Directive: Where the string "text" occurs in the material below, report the whole line.

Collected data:
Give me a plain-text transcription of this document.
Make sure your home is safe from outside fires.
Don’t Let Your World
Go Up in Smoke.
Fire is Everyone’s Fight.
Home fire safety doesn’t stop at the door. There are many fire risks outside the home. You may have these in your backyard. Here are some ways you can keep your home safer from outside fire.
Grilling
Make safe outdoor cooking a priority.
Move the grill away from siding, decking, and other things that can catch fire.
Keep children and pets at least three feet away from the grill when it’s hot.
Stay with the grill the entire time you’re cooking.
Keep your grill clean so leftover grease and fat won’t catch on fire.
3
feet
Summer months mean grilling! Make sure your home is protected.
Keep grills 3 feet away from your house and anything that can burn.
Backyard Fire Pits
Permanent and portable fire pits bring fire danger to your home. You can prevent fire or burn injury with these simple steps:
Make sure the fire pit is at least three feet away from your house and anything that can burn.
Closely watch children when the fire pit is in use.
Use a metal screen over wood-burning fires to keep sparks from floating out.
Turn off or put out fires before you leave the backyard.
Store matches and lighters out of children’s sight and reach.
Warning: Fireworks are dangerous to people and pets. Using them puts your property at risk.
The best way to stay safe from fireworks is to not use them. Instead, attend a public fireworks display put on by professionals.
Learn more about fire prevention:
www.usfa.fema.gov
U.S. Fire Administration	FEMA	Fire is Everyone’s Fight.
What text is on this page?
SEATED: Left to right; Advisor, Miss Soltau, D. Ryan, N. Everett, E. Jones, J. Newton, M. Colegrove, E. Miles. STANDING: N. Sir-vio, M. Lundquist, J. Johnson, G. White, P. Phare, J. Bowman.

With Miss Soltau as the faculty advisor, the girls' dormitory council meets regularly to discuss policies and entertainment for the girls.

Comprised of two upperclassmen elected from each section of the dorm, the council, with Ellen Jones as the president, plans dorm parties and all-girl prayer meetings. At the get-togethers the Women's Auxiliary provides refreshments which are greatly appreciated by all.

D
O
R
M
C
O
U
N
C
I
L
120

Answer to the task:
Give me a plain-text transcription of this document.
What text is on this page?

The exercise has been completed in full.